* Extract to read:
Begin

# Pressure treated posts set in concrete?



## AtlanticWBConst.

zubin6220 said:


> I had a pole barn built several years ago and noticed that the 6x6 posts were not set in concrete. I inquired, and was told that it would void the warranty. Is this true that pressure treated posts should not be in concrete?
> I've seen other applications in which they were indeed put in concrete.
> Thanks in advance.


The answer is really subject to opinion. 

(The key is that you NEVER want to install a PT post into an area that can create "standing Water" around the post, as this will break-down (water-log) the resistance treatment of the wood and eventually allow it to decay.)

Regarding your question; I've seen it done by reputable and experienced GC's. However, we choose not to place decking posts into concrete. Rather, attaching the post with brackets and mechanical fastenings to the surface of concrete piers or footings. Aside from my opinion, see below for other's....

End

* Stored rows:
Begin

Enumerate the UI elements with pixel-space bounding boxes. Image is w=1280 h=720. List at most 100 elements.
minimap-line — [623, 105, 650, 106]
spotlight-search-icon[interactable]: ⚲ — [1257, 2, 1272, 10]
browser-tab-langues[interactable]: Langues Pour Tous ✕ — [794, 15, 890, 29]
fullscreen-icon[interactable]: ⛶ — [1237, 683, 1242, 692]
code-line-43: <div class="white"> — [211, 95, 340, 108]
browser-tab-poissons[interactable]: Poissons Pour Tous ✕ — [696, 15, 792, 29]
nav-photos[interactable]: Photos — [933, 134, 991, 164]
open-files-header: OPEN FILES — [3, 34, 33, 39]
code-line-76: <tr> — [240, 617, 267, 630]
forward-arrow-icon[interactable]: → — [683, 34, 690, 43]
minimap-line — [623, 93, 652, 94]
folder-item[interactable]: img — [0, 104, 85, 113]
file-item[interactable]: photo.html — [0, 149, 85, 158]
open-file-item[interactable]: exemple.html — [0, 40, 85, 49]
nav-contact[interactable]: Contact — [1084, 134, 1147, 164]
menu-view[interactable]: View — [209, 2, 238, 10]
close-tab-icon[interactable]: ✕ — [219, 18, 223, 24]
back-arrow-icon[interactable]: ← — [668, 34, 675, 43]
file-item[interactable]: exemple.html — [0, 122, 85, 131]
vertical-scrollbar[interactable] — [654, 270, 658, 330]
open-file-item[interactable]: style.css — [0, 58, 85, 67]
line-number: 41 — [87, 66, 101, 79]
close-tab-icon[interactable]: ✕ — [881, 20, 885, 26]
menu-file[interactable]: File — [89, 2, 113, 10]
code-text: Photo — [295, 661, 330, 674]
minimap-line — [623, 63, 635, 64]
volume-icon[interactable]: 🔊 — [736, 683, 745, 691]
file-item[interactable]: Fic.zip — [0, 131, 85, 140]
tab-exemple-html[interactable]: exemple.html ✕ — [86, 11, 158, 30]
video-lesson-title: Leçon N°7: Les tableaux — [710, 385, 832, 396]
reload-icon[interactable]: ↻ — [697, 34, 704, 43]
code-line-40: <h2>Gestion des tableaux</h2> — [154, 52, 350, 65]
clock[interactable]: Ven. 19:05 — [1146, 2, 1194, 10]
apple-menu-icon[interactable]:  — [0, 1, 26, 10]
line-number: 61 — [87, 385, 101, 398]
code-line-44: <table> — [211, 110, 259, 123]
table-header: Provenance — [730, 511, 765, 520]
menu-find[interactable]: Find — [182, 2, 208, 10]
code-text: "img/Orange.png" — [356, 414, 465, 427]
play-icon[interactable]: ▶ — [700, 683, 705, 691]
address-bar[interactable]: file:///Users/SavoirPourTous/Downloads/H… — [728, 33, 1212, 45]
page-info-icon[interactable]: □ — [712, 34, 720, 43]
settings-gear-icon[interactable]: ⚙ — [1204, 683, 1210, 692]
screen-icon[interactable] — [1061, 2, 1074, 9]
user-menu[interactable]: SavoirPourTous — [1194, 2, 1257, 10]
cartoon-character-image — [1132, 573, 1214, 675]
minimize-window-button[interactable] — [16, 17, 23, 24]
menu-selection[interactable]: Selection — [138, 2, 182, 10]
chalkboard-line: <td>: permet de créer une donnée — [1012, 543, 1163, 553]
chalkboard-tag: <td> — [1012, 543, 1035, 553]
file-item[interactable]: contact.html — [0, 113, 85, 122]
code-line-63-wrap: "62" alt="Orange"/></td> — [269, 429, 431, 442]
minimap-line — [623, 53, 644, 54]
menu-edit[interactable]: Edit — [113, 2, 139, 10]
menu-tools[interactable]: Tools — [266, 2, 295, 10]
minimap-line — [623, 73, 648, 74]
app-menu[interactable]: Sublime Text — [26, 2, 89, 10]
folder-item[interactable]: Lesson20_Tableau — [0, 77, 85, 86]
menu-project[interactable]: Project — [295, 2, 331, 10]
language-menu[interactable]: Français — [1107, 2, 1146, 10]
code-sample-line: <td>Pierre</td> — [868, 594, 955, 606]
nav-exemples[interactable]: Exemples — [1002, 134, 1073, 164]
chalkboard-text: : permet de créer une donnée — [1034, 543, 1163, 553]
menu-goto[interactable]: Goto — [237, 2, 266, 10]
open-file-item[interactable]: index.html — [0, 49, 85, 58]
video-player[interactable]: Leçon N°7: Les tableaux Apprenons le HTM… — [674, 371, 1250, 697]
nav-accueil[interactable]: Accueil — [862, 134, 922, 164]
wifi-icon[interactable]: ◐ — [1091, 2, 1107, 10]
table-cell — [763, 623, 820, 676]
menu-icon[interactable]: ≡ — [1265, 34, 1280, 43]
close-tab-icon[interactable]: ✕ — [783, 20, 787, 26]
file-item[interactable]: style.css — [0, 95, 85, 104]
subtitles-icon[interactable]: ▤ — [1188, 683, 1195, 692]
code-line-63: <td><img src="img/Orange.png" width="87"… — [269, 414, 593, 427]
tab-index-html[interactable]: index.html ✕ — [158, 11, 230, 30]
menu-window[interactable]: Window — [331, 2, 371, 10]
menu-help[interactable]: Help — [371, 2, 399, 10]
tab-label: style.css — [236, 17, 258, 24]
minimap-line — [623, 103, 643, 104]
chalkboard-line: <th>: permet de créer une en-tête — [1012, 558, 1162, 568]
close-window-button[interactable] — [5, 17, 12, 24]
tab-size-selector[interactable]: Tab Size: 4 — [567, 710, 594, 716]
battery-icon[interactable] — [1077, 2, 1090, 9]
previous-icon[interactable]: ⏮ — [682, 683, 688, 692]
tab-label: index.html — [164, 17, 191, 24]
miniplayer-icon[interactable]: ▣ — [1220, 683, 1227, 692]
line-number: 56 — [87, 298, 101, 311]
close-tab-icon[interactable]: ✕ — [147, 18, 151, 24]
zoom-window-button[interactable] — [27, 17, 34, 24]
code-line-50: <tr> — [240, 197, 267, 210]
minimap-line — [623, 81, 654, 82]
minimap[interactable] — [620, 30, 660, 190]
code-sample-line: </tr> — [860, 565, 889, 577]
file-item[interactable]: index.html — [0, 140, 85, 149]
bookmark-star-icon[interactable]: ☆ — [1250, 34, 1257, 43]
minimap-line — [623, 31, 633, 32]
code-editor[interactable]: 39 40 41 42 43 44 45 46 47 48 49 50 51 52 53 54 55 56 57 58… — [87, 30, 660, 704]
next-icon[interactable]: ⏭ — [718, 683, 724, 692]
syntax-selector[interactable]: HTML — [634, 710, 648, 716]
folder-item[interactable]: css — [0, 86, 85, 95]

End

* Required actions:
a: Copy the forum thread on pressure treated posts from "## AtlanticWBConst." up to and including "put in concrete.", replacing "warranty" with "guarantee".
b: Turn the records, from their first line up to and including the line with "line-number: 61 — [87, 385, 101, 398]", into a Markdown table with a Row column for the row number and a Line column for the line itself. Leave out any blank lines.
The forum thread and the records have nothing to do with each other.

* Solved problems:
a:
## AtlanticWBConst.

zubin6220 said:


> I had a pole barn built several years ago and noticed that the 6x6 posts were not set in concrete. I inquired, and was told that it would void the guarantee. Is this true that pressure treated posts should not be in concrete?
> I've seen other applications in which they were indeed put in concrete.

b:
| Row | Line |
|---|---|
| 1 | Enumerate the UI elements with pixel-space bounding boxes. Image is w=1280 h=720. List at most 100 elements. |
| 2 | minimap-line — [623, 105, 650, 106] |
| 3 | spotlight-search-icon[interactable]: ⚲ — [1257, 2, 1272, 10] |
| 4 | browser-tab-langues[interactable]: Langues Pour Tous ✕ — [794, 15, 890, 29] |
| 5 | fullscreen-icon[interactable]: ⛶ — [1237, 683, 1242, 692] |
| 6 | code-line-43: <div class="white"> — [211, 95, 340, 108] |
| 7 | browser-tab-poissons[interactable]: Poissons Pour Tous ✕ — [696, 15, 792, 29] |
| 8 | nav-photos[interactable]: Photos — [933, 134, 991, 164] |
| 9 | open-files-header: OPEN FILES — [3, 34, 33, 39] |
| 10 | code-line-76: <tr> — [240, 617, 267, 630] |
| 11 | forward-arrow-icon[interactable]: → — [683, 34, 690, 43] |
| 12 | minimap-line — [623, 93, 652, 94] |
| 13 | folder-item[interactable]: img — [0, 104, 85, 113] |
| 14 | file-item[interactable]: photo.html — [0, 149, 85, 158] |
| 15 | open-file-item[interactable]: exemple.html — [0, 40, 85, 49] |
| 16 | nav-contact[interactable]: Contact — [1084, 134, 1147, 164] |
| 17 | menu-view[interactable]: View — [209, 2, 238, 10] |
| 18 | close-tab-icon[interactable]: ✕ — [219, 18, 223, 24] |
| 19 | back-arrow-icon[interactable]: ← — [668, 34, 675, 43] |
| 20 | file-item[interactable]: exemple.html — [0, 122, 85, 131] |
| 21 | vertical-scrollbar[interactable] — [654, 270, 658, 330] |
| 22 | open-file-item[interactable]: style.css — [0, 58, 85, 67] |
| 23 | line-number: 41 — [87, 66, 101, 79] |
| 24 | close-tab-icon[interactable]: ✕ — [881, 20, 885, 26] |
| 25 | menu-file[interactable]: File — [89, 2, 113, 10] |
| 26 | code-text: Photo — [295, 661, 330, 674] |
| 27 | minimap-line — [623, 63, 635, 64] |
| 28 | volume-icon[interactable]: 🔊 — [736, 683, 745, 691] |
| 29 | file-item[interactable]: Fic.zip — [0, 131, 85, 140] |
| 30 | tab-exemple-html[interactable]: exemple.html ✕ — [86, 11, 158, 30] |
| 31 | video-lesson-title: Leçon N°7: Les tableaux — [710, 385, 832, 396] |
| 32 | reload-icon[interactable]: ↻ — [697, 34, 704, 43] |
| 33 | code-line-40: <h2>Gestion des tableaux</h2> — [154, 52, 350, 65] |
| 34 | clock[interactable]: Ven. 19:05 — [1146, 2, 1194, 10] |
| 35 | apple-menu-icon[interactable]:  — [0, 1, 26, 10] |
| 36 | line-number: 61 — [87, 385, 101, 398] |